* START EXCERPTED RECORDS *

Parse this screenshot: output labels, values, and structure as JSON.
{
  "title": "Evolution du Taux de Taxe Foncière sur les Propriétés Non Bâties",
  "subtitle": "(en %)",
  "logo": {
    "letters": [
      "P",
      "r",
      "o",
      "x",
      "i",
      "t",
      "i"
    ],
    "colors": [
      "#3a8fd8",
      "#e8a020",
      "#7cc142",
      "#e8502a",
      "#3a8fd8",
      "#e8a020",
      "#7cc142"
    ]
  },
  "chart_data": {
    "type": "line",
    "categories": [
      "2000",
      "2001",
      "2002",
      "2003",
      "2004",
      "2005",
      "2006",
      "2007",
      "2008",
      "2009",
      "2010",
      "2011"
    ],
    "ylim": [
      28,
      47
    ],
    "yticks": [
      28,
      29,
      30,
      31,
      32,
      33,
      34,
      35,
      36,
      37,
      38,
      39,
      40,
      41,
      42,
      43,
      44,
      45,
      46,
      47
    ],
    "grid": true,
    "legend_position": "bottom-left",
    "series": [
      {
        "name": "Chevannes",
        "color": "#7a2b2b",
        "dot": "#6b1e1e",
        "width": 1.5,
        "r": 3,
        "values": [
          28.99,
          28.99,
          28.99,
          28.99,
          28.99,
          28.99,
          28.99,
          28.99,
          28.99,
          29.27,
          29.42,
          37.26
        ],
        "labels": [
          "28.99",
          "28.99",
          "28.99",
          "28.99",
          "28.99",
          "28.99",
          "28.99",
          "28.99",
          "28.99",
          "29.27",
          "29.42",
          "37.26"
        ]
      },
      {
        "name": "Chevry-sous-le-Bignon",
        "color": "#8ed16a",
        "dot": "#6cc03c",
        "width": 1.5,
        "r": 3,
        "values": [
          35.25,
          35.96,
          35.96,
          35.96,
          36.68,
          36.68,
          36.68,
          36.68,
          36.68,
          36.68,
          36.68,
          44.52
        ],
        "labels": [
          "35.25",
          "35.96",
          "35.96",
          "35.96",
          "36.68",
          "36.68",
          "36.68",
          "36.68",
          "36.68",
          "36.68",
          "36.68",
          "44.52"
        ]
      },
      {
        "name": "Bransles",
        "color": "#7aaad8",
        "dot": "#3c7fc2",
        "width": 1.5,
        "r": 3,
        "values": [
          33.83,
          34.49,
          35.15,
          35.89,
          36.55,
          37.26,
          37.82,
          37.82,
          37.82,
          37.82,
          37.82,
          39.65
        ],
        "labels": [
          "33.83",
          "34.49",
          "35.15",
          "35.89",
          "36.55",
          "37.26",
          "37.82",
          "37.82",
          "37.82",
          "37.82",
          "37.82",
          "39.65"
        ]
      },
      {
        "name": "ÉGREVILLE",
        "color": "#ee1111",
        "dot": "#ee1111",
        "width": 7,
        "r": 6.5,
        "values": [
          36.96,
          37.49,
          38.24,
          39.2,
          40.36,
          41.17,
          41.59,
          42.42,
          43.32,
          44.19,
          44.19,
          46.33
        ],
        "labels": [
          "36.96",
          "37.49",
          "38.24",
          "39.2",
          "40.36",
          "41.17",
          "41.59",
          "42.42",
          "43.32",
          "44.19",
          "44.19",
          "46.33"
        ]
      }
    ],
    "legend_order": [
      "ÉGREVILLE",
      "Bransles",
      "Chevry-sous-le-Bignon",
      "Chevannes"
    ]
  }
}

* END EXCERPTED RECORDS *

§ SET TASK: Copy out the full listing exactly.

§ TASK RESPONSE:
Parse this screenshot: output labels, values, and structure as JSON.
{
  "title": "Evolution du Taux de Taxe Foncière sur les Propriétés Non Bâties",
  "subtitle": "(en %)",
  "logo": {
    "letters": [
      "P",
      "r",
      "o",
      "x",
      "i",
      "t",
      "i"
    ],
    "colors": [
      "#3a8fd8",
      "#e8a020",
      "#7cc142",
      "#e8502a",
      "#3a8fd8",
      "#e8a020",
      "#7cc142"
    ]
  },
  "chart_data": {
    "type": "line",
    "categories": [
      "2000",
      "2001",
      "2002",
      "2003",
      "2004",
      "2005",
      "2006",
      "2007",
      "2008",
      "2009",
      "2010",
      "2011"
    ],
    "ylim": [
      28,
      47
    ],
    "yticks": [
      28,
      29,
      30,
      31,
      32,
      33,
      34,
      35,
      36,
      37,
      38,
      39,
      40,
      41,
      42,
      43,
      44,
      45,
      46,
      47
    ],
    "grid": true,
    "legend_position": "bottom-left",
    "series": [
      {
        "name": "Chevannes",
        "color": "#7a2b2b",
        "dot": "#6b1e1e",
        "width": 1.5,
        "r": 3,
        "values": [
          28.99,
          28.99,
          28.99,
          28.99,
          28.99,
          28.99,
          28.99,
          28.99,
          28.99,
          29.27,
          29.42,
          37.26
        ],
        "labels": [
          "28.99",
          "28.99",
          "28.99",
          "28.99",
          "28.99",
          "28.99",
          "28.99",
          "28.99",
          "28.99",
          "29.27",
          "29.42",
          "37.26"
        ]
      },
      {
        "name": "Chevry-sous-le-Bignon",
        "color": "#8ed16a",
        "dot": "#6cc03c",
        "width": 1.5,
        "r": 3,
        "values": [
          35.25,
          35.96,
          35.96,
          35.96,
          36.68,
          36.68,
          36.68,
          36.68,
          36.68,
          36.68,
          36.68,
          44.52
        ],
        "labels": [
          "35.25",
          "35.96",
          "35.96",
          "35.96",
          "36.68",
          "36.68",
          "36.68",
          "36.68",
          "36.68",
          "36.68",
          "36.68",
          "44.52"
        ]
      },
      {
        "name": "Bransles",
        "color": "#7aaad8",
        "dot": "#3c7fc2",
        "width": 1.5,
        "r": 3,
        "values": [
          33.83,
          34.49,
          35.15,
          35.89,
          36.55,
          37.26,
          37.82,
          37.82,
          37.82,
          37.82,
          37.82,
          39.65
        ],
        "labels": [
          "33.83",
          "34.49",
          "35.15",
          "35.89",
          "36.55",
          "37.26",
          "37.82",
          "37.82",
          "37.82",
          "37.82",
          "37.82",
          "39.65"
        ]
      },
      {
        "name": "ÉGREVILLE",
        "color": "#ee1111",
        "dot": "#ee1111",
        "width": 7,
        "r": 6.5,
        "values": [
          36.96,
          37.49,
          38.24,
          39.2,
          40.36,
          41.17,
          41.59,
          42.42,
          43.32,
          44.19,
          44.19,
          46.33
        ],
        "labels": [
          "36.96",
          "37.49",
          "38.24",
          "39.2",
          "40.36",
          "41.17",
          "41.59",
          "42.42",
          "43.32",
          "44.19",
          "44.19",
          "46.33"
        ]
      }
    ],
    "legend_order": [
      "ÉGREVILLE",
      "Bransles",
      "Chevry-sous-le-Bignon",
      "Chevannes"
    ]
  }
}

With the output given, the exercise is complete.